▶ _Data extracted from a collection_
-------

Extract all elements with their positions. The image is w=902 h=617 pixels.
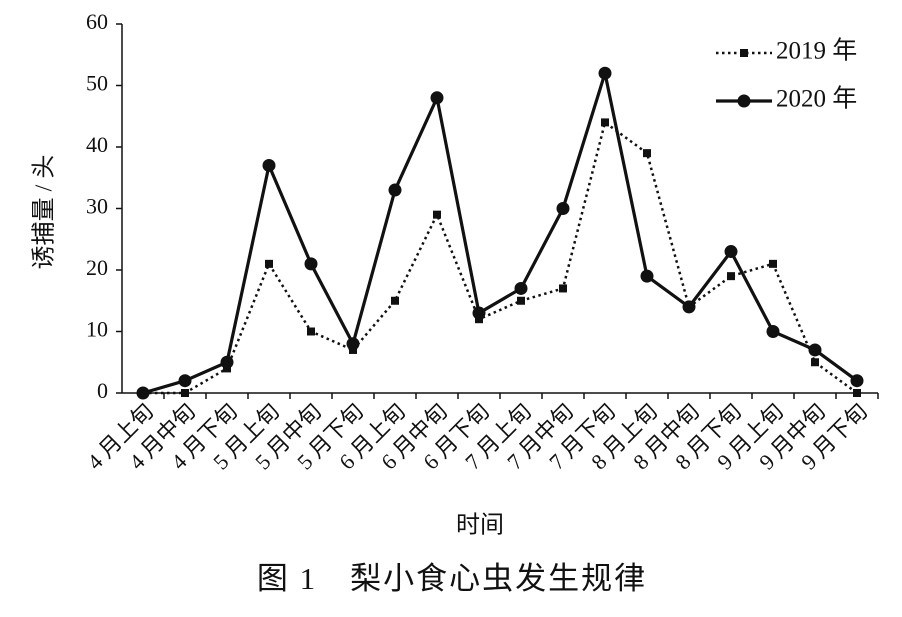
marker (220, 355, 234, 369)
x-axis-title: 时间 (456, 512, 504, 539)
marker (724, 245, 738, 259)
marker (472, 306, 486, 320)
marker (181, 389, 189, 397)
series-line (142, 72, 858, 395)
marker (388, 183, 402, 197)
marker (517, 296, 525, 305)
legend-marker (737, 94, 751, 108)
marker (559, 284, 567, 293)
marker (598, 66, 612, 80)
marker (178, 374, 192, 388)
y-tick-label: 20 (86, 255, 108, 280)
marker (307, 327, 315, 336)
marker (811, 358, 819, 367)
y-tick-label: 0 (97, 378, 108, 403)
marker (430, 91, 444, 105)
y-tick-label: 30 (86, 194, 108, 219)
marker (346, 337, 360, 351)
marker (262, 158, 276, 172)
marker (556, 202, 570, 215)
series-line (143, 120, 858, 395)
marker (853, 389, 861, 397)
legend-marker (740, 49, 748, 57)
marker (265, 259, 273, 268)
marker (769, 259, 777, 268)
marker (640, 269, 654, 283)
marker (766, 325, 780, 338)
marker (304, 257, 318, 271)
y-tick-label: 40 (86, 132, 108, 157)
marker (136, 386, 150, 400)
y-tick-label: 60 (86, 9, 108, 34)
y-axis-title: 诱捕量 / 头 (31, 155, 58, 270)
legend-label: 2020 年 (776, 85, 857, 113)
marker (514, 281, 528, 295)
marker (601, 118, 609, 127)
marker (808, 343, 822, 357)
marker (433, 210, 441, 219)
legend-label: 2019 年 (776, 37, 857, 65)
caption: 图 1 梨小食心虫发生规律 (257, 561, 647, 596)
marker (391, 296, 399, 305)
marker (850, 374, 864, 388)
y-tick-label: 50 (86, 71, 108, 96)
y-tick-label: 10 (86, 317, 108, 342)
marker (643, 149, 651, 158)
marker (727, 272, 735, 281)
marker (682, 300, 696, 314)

-------

▶ _WRITTEN PROBLEM_
Tally the rows above: how many lines contain the string "legend", counting case? Give only the number.

▶ _FULL OUTPUT_
4